- Material for this exercise
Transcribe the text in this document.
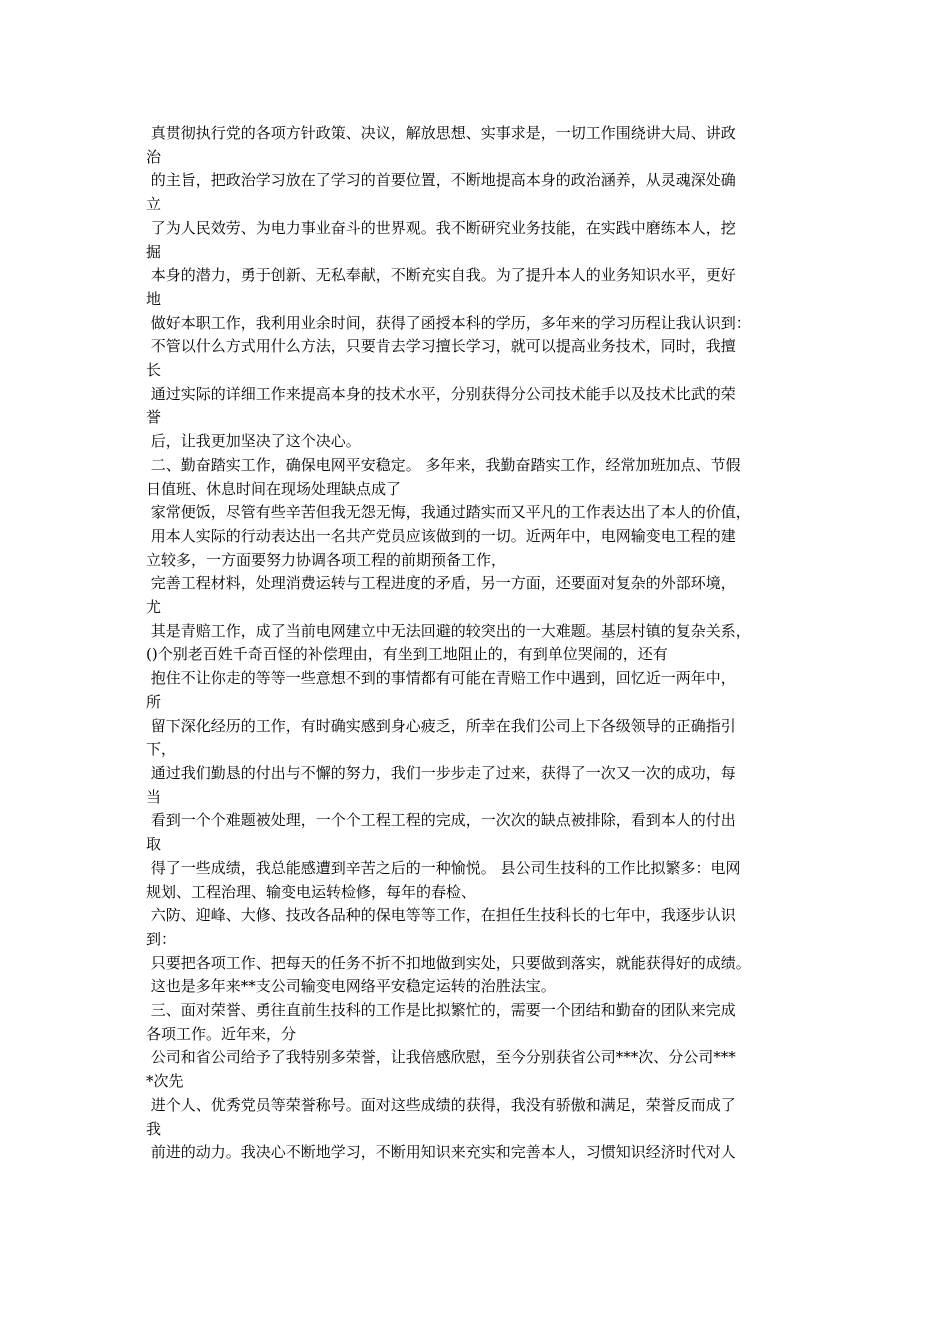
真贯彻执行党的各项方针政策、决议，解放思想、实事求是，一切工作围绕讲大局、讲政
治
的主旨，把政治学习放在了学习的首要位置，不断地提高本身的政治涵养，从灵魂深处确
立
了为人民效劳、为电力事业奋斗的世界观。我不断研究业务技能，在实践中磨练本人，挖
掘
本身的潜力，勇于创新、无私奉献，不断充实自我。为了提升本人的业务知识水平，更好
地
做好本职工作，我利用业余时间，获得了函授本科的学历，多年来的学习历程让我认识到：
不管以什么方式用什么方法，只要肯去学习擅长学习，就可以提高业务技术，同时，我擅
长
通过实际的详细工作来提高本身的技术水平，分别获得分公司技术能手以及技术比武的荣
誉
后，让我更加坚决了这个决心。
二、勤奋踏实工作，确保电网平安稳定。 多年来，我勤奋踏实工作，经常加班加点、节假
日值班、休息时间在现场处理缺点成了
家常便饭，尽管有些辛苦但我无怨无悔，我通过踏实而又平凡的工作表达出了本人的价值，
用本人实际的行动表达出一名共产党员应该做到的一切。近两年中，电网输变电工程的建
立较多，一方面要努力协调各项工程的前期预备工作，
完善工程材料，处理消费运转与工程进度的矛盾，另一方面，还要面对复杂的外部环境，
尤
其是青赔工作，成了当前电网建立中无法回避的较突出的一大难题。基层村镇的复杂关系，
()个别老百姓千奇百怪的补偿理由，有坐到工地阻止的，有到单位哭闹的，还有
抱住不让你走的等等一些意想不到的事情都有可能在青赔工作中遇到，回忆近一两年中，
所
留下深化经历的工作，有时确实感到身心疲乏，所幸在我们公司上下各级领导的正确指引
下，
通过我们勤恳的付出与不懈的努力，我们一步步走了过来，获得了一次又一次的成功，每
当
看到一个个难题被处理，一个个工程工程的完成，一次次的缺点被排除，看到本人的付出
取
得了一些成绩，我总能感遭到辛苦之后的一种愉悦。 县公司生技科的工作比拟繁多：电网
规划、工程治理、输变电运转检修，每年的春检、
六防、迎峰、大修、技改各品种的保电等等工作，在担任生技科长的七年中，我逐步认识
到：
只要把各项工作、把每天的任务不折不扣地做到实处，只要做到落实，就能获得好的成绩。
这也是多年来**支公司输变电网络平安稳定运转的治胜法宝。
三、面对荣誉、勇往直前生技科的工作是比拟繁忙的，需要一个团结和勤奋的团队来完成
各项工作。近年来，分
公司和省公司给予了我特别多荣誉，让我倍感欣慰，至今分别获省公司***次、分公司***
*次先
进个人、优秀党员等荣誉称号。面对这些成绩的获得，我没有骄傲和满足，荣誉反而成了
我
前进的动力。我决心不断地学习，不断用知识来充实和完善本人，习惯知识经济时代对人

- What you are asked to do
Quote the preceding listing precisely and completely, omitting its images.

- Exercise output
Transcribe the text in this document.
真贯彻执行党的各项方针政策、决议，解放思想、实事求是，一切工作围绕讲大局、讲政
治
的主旨，把政治学习放在了学习的首要位置，不断地提高本身的政治涵养，从灵魂深处确
立
了为人民效劳、为电力事业奋斗的世界观。我不断研究业务技能，在实践中磨练本人，挖
掘
本身的潜力，勇于创新、无私奉献，不断充实自我。为了提升本人的业务知识水平，更好
地
做好本职工作，我利用业余时间，获得了函授本科的学历，多年来的学习历程让我认识到：
不管以什么方式用什么方法，只要肯去学习擅长学习，就可以提高业务技术，同时，我擅
长
通过实际的详细工作来提高本身的技术水平，分别获得分公司技术能手以及技术比武的荣
誉
后，让我更加坚决了这个决心。
二、勤奋踏实工作，确保电网平安稳定。 多年来，我勤奋踏实工作，经常加班加点、节假
日值班、休息时间在现场处理缺点成了
家常便饭，尽管有些辛苦但我无怨无悔，我通过踏实而又平凡的工作表达出了本人的价值，
用本人实际的行动表达出一名共产党员应该做到的一切。近两年中，电网输变电工程的建
立较多，一方面要努力协调各项工程的前期预备工作，
完善工程材料，处理消费运转与工程进度的矛盾，另一方面，还要面对复杂的外部环境，
尤
其是青赔工作，成了当前电网建立中无法回避的较突出的一大难题。基层村镇的复杂关系，
()个别老百姓千奇百怪的补偿理由，有坐到工地阻止的，有到单位哭闹的，还有
抱住不让你走的等等一些意想不到的事情都有可能在青赔工作中遇到，回忆近一两年中，
所
留下深化经历的工作，有时确实感到身心疲乏，所幸在我们公司上下各级领导的正确指引
下，
通过我们勤恳的付出与不懈的努力，我们一步步走了过来，获得了一次又一次的成功，每
当
看到一个个难题被处理，一个个工程工程的完成，一次次的缺点被排除，看到本人的付出
取
得了一些成绩，我总能感遭到辛苦之后的一种愉悦。 县公司生技科的工作比拟繁多：电网
规划、工程治理、输变电运转检修，每年的春检、
六防、迎峰、大修、技改各品种的保电等等工作，在担任生技科长的七年中，我逐步认识
到：
只要把各项工作、把每天的任务不折不扣地做到实处，只要做到落实，就能获得好的成绩。
这也是多年来**支公司输变电网络平安稳定运转的治胜法宝。
三、面对荣誉、勇往直前生技科的工作是比拟繁忙的，需要一个团结和勤奋的团队来完成
各项工作。近年来，分
公司和省公司给予了我特别多荣誉，让我倍感欣慰，至今分别获省公司***次、分公司***
*次先
进个人、优秀党员等荣誉称号。面对这些成绩的获得，我没有骄傲和满足，荣誉反而成了
我
前进的动力。我决心不断地学习，不断用知识来充实和完善本人，习惯知识经济时代对人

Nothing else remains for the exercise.